- [Given task a]: Output the passage of the Caroline Levine interview starting with "While the disrupters" and going on through "to The Wire.", copied word for word.

- [Text provided]:
Deborah Thurman is a Lynne Cooper Harvey Fellow in American Culture Studies and PhD candidate in the Department of English.
While the disrupters and innovators of the world get a lot of attention, literature and culture scholar Caroline Levine has focused on the often-overlooked patterns, repetitions, and routines that keep things running—in culture as well as institutions. In advance of her keynote lecture at the Faculty Book Celebration on February 21, Levine gave an interview to PhD candidate Deborah Thurman, who asked Levine about her analysis of social and artistic forms, defense of repetitive structures, and how she found support in sources ranging from Victorian literature to The Wire.
Your most recent book, Forms, thinks about structures that organize literature, like genre and rhyme, alongside structures that organize people, like architecture and school systems. What first inspired you to compare the two?
My first two books led me to develop a theory of aesthetic and social forms. My first book made an argument about suspense in the nineteenth-century novel. Rather than just a cheap marketing technique, I argued, suspense fiction actually shared a crucial structure with the scientific experiment: in both cases, you are faced with a mystery—or a hypothesis—and then expected to wait, suspended, to see whether your hypothesis fits the truth. Victorian scientists were determined to persuade public audiences that the most important element of the scientific method was self-restraint: you couldn’t assume that you knew all the answers but had to test your guesses and wait for the answers.

- [Given entries]:
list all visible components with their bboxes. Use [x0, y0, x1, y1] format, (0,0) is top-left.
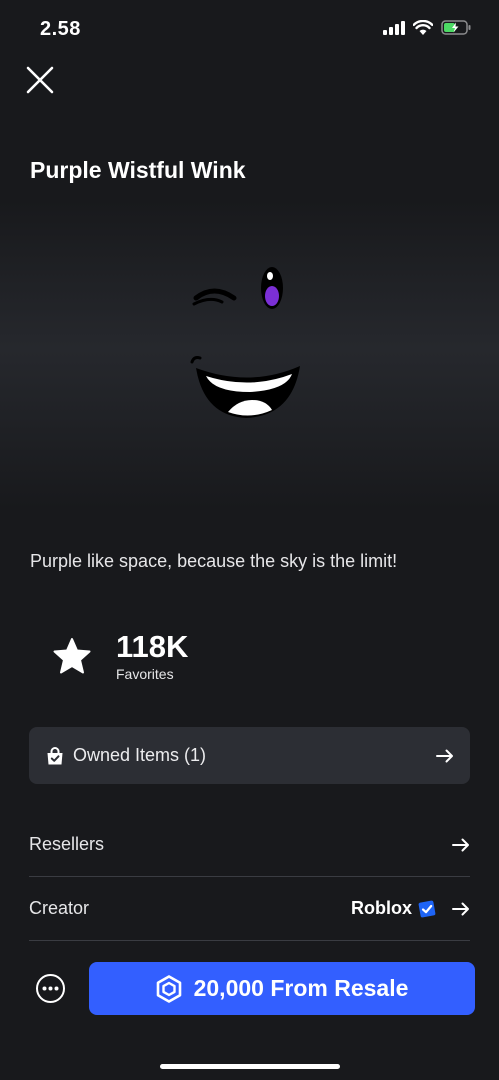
resellers-label: Resellers [29, 834, 105, 854]
arrow-right-icon [452, 838, 469, 851]
wifi-icon [413, 20, 433, 35]
favorites: 118K Favorites [52, 630, 188, 682]
buy-from-resale-button[interactable]: 20,000 From Resale [89, 962, 475, 1015]
robux-icon [156, 974, 181, 1003]
arrow-right-icon [436, 749, 453, 762]
status-time: 2.58 [40, 18, 81, 40]
owned-items-button[interactable]: Owned Items (1) [29, 727, 470, 784]
signal-icon [383, 20, 405, 35]
battery-icon [441, 20, 471, 35]
item-preview [0, 200, 499, 510]
favorites-text: 118K Favorites [116, 629, 189, 683]
verified-badge-icon [418, 900, 436, 917]
more-options-button[interactable] [36, 974, 65, 1003]
face-image [190, 267, 300, 418]
star-icon[interactable] [52, 636, 92, 676]
buy-button-label: 20,000 From Resale [193, 975, 409, 1001]
favorites-label: Favorites [116, 666, 174, 682]
creator-name[interactable]: Roblox [351, 898, 412, 919]
status-bar: 2.58 [0, 0, 499, 54]
creator-row[interactable]: Creator Roblox [29, 877, 470, 941]
owned-items-label: Owned Items (1) [73, 745, 207, 765]
close-icon [26, 66, 54, 94]
item-description: Purple like space, because the sky is th… [30, 551, 398, 571]
shopping-bag-icon [47, 746, 63, 764]
creator-label: Creator [29, 898, 90, 918]
more-icon [42, 986, 59, 991]
close-button[interactable] [22, 62, 58, 98]
resellers-row[interactable]: Resellers [29, 813, 470, 877]
arrow-right-icon [452, 902, 469, 915]
status-icons [383, 20, 471, 35]
favorites-count: 118K [116, 629, 189, 664]
home-indicator [160, 1064, 340, 1069]
item-title: Purple Wistful Wink [30, 157, 246, 183]
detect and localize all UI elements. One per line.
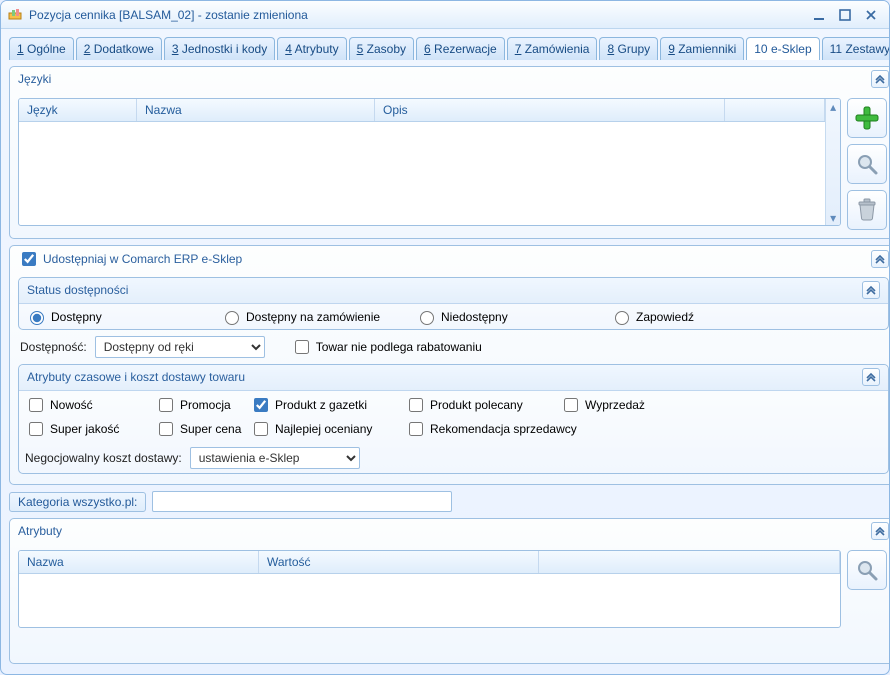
languages-header: Języki <box>10 67 890 92</box>
delete-language-button[interactable] <box>847 190 887 230</box>
chevron-up-icon <box>875 254 885 264</box>
languages-panel: Języki Język Nazwa <box>9 66 890 239</box>
check-promo[interactable]: Promocja <box>155 395 250 415</box>
attributes-header: Atrybuty <box>10 519 890 544</box>
share-header: Udostępniaj w Comarch ERP e-Sklep <box>10 246 890 273</box>
check-gazette[interactable]: Produkt z gazetki <box>250 395 405 415</box>
minimize-button[interactable] <box>807 6 831 24</box>
collapse-button[interactable] <box>871 522 889 540</box>
tab-dodatkowe[interactable]: 2 Dodatkowe <box>76 37 162 60</box>
column-attr-extra <box>539 551 840 573</box>
window-buttons <box>807 6 883 24</box>
no-rebate-checkbox[interactable]: Towar nie podlega rabatowaniu <box>291 337 482 357</box>
check-super-quality[interactable]: Super jakość <box>25 419 155 439</box>
column-jezyk[interactable]: Język <box>19 99 137 121</box>
kategoria-label-button[interactable]: Kategoria wszystko.pl: <box>9 492 146 512</box>
title-bar: Pozycja cennika [BALSAM_02] - zostanie z… <box>1 1 889 29</box>
column-extra <box>725 99 825 121</box>
status-panel: Status dostępności Dostępny Dostępny na … <box>18 277 889 330</box>
languages-grid-header: Język Nazwa Opis <box>19 99 825 122</box>
time-attributes-panel: Atrybuty czasowe i koszt dostawy towaru … <box>18 364 889 474</box>
column-attr-value[interactable]: Wartość <box>259 551 539 573</box>
languages-buttons <box>847 98 889 230</box>
delivery-cost-select[interactable]: ustawienia e-Sklep <box>190 447 360 469</box>
tab-rezerwacje[interactable]: 6 Rezerwacje <box>416 37 505 60</box>
app-icon <box>7 7 23 23</box>
column-nazwa[interactable]: Nazwa <box>137 99 375 121</box>
kategoria-input[interactable] <box>152 491 452 512</box>
share-checkbox-input[interactable] <box>22 252 36 266</box>
scroll-up-icon[interactable]: ▴ <box>826 99 840 114</box>
close-window-button[interactable] <box>859 6 883 24</box>
delivery-cost-label: Negocjowalny koszt dostawy: <box>25 451 182 465</box>
time-attributes-header: Atrybuty czasowe i koszt dostawy towaru <box>19 365 888 391</box>
lookup-language-button[interactable] <box>847 144 887 184</box>
chevron-up-icon <box>875 74 885 84</box>
column-opis[interactable]: Opis <box>375 99 725 121</box>
check-seller-rec[interactable]: Rekomendacja sprzedawcy <box>405 419 645 439</box>
share-panel: Udostępniaj w Comarch ERP e-Sklep Status… <box>9 245 890 485</box>
magnifier-icon <box>855 152 879 176</box>
tab-zamienniki[interactable]: 9 Zamienniki <box>660 37 744 60</box>
chevron-up-icon <box>866 285 876 295</box>
check-sale[interactable]: Wyprzedaż <box>560 395 680 415</box>
window-title: Pozycja cennika [BALSAM_02] - zostanie z… <box>29 8 807 22</box>
availability-select[interactable]: Dostępny od ręki <box>95 336 265 358</box>
languages-grid-body <box>19 122 825 225</box>
tab-esklep[interactable]: 10 e-Sklep <box>746 37 819 60</box>
radio-announcement[interactable]: Zapowiedź <box>610 308 780 325</box>
check-recommended[interactable]: Produkt polecany <box>405 395 560 415</box>
magnifier-icon <box>855 558 879 582</box>
tab-zestawy[interactable]: 11 Zestawy <box>822 37 890 60</box>
tab-jednostki[interactable]: 3 Jednostki i kody <box>164 37 275 60</box>
tab-strip: 1 Ogólne 2 Dodatkowe 3 Jednostki i kody … <box>9 37 890 60</box>
attributes-title: Atrybuty <box>18 524 62 538</box>
collapse-button[interactable] <box>862 368 880 386</box>
collapse-button[interactable] <box>871 70 889 88</box>
check-novelty[interactable]: Nowość <box>25 395 155 415</box>
availability-label: Dostępność: <box>20 340 87 354</box>
share-checkbox[interactable]: Udostępniaj w Comarch ERP e-Sklep <box>18 249 242 269</box>
time-attributes-title: Atrybuty czasowe i koszt dostawy towaru <box>27 370 245 384</box>
tab-grupy[interactable]: 8 Grupy <box>599 37 658 60</box>
column-attr-name[interactable]: Nazwa <box>19 551 259 573</box>
radio-unavailable[interactable]: Niedostępny <box>415 308 610 325</box>
trash-icon <box>856 198 878 222</box>
add-language-button[interactable] <box>847 98 887 138</box>
tab-zamowienia[interactable]: 7 Zamówienia <box>507 37 598 60</box>
check-best-rated[interactable]: Najlepiej oceniany <box>250 419 405 439</box>
radio-available[interactable]: Dostępny <box>25 308 220 325</box>
attributes-panel: Atrybuty Nazwa Wartość <box>9 518 890 664</box>
lookup-attribute-button[interactable] <box>847 550 887 590</box>
collapse-button[interactable] <box>871 250 889 268</box>
scroll-down-icon[interactable]: ▾ <box>826 210 840 225</box>
maximize-button[interactable] <box>833 6 857 24</box>
status-header: Status dostępności <box>19 278 888 304</box>
check-super-price[interactable]: Super cena <box>155 419 250 439</box>
attributes-grid-header: Nazwa Wartość <box>19 551 840 574</box>
languages-grid[interactable]: Język Nazwa Opis ▴ <box>18 98 841 226</box>
tab-ogolne[interactable]: 1 Ogólne <box>9 37 74 60</box>
share-label: Udostępniaj w Comarch ERP e-Sklep <box>43 252 242 266</box>
vertical-scrollbar[interactable]: ▴ ▾ <box>825 99 840 225</box>
radio-onorder[interactable]: Dostępny na zamówienie <box>220 308 415 325</box>
attributes-grid[interactable]: Nazwa Wartość <box>18 550 841 628</box>
chevron-up-icon <box>866 372 876 382</box>
body: 1 Ogólne 2 Dodatkowe 3 Jednostki i kody … <box>1 29 889 674</box>
plus-icon <box>854 105 880 131</box>
kategoria-row: Kategoria wszystko.pl: <box>9 491 890 512</box>
languages-title: Języki <box>18 72 51 86</box>
tab-zasoby[interactable]: 5 Zasoby <box>349 37 414 60</box>
app-window: Pozycja cennika [BALSAM_02] - zostanie z… <box>0 0 890 675</box>
collapse-button[interactable] <box>862 281 880 299</box>
status-title: Status dostępności <box>27 283 128 297</box>
main-column: 1 Ogólne 2 Dodatkowe 3 Jednostki i kody … <box>9 37 890 664</box>
tab-atrybuty[interactable]: 4 Atrybuty <box>277 37 346 60</box>
chevron-up-icon <box>875 526 885 536</box>
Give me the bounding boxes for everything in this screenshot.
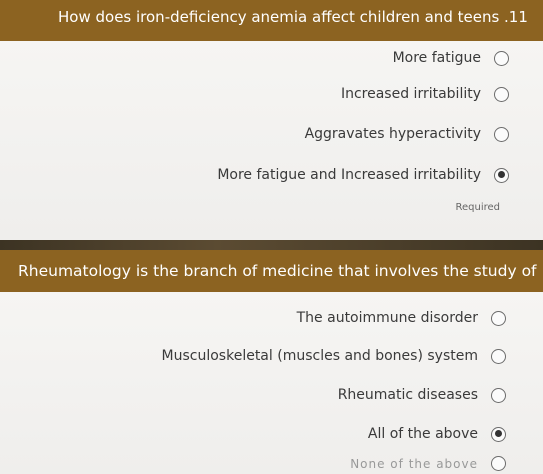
radio-button-selected[interactable] <box>491 426 506 442</box>
radio-button[interactable] <box>494 50 509 66</box>
option-label: Aggravates hyperactivity <box>304 126 481 142</box>
option-label: Increased irritability <box>340 86 481 102</box>
question-options: More fatigue Increased irritability Aggr… <box>0 41 543 240</box>
option-none-of-the-above[interactable]: None of the above <box>350 456 543 471</box>
radio-button[interactable] <box>494 86 509 102</box>
radio-button[interactable] <box>494 126 509 142</box>
option-label: Rheumatic diseases <box>337 387 478 403</box>
option-more-fatigue[interactable]: More fatigue <box>393 50 543 66</box>
option-all-of-the-above[interactable]: All of the above <box>368 426 543 442</box>
question-options: The autoimmune disorder Musculoskeletal … <box>0 292 543 474</box>
option-label: More fatigue <box>392 50 481 66</box>
option-label: Musculoskeletal (muscles and bones) syst… <box>161 348 478 364</box>
radio-button-selected[interactable] <box>494 167 509 183</box>
question-title: How does iron-deficiency anemia affect c… <box>0 0 543 41</box>
question-title: Rheumatology is the branch of medicine t… <box>0 250 543 292</box>
option-aggravates-hyperactivity[interactable]: Aggravates hyperactivity <box>305 126 543 142</box>
question-12: Rheumatology is the branch of medicine t… <box>0 250 543 474</box>
option-label: None of the above <box>350 456 478 471</box>
radio-button[interactable] <box>491 387 506 403</box>
question-11: How does iron-deficiency anemia affect c… <box>0 0 543 240</box>
option-label: The autoimmune disorder <box>296 310 478 326</box>
option-label: All of the above <box>367 426 478 442</box>
option-fatigue-and-irritability[interactable]: More fatigue and Increased irritability <box>217 167 543 183</box>
option-label: More fatigue and Increased irritability <box>217 167 481 183</box>
option-autoimmune-disorder[interactable]: The autoimmune disorder <box>297 310 543 326</box>
option-musculoskeletal-system[interactable]: Musculoskeletal (muscles and bones) syst… <box>162 348 543 364</box>
required-indicator: Required <box>455 202 500 213</box>
radio-button[interactable] <box>491 348 506 364</box>
option-increased-irritability[interactable]: Increased irritability <box>341 86 543 102</box>
radio-button[interactable] <box>491 456 506 471</box>
option-rheumatic-diseases[interactable]: Rheumatic diseases <box>338 387 543 403</box>
radio-button[interactable] <box>491 310 506 326</box>
section-divider <box>0 240 543 250</box>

- [Given task b]: Return only the lines of the entries starting with the line with "resellers-label: Resellers [29, 834, 105, 854]" and going on through the line with "creator-label: Creator [29, 898, 90, 918]", both included, reproduced character for character.

- [Solution a]:
While the disrupters and innovators of the world get a lot of attention, literature and culture scholar Caroline Levine has focused on the often-overlooked patterns, repetitions, and routines that keep things running—in culture as well as institutions. In advance of her keynote lecture at the Faculty Book Celebration on February 21, Levine gave an interview to PhD candidate Deborah Thurman, who asked Levine about her analysis of social and artistic forms, defense of repetitive structures, and how she found support in sources ranging from Victorian literature to The Wire.

- [Solution b]:
resellers-label: Resellers [29, 834, 105, 854]
arrow-right-icon [452, 838, 469, 851]
wifi-icon [413, 20, 433, 35]
favorites: 118K Favorites [52, 630, 188, 682]
buy-from-resale-button[interactable]: 20,000 From Resale [89, 962, 475, 1015]
robux-icon [156, 974, 181, 1003]
arrow-right-icon [436, 749, 453, 762]
status-time: 2.58 [40, 18, 81, 40]
owned-items-button[interactable]: Owned Items (1) [29, 727, 470, 784]
signal-icon [383, 20, 405, 35]
battery-icon [441, 20, 471, 35]
item-preview [0, 200, 499, 510]
favorites-text: 118K Favorites [116, 629, 189, 683]
verified-badge-icon [418, 900, 436, 917]
more-options-button[interactable] [36, 974, 65, 1003]
face-image [190, 267, 300, 418]
star-icon[interactable] [52, 636, 92, 676]
buy-button-label: 20,000 From Resale [193, 975, 409, 1001]
favorites-label: Favorites [116, 666, 174, 682]
creator-name[interactable]: Roblox [351, 898, 412, 919]
status-bar: 2.58 [0, 0, 499, 54]
creator-row[interactable]: Creator Roblox [29, 877, 470, 941]
owned-items-label: Owned Items (1) [73, 745, 207, 765]
close-icon [26, 66, 54, 94]
item-description: Purple like space, because the sky is th… [30, 551, 398, 571]
shopping-bag-icon [47, 746, 63, 764]
creator-label: Creator [29, 898, 90, 918]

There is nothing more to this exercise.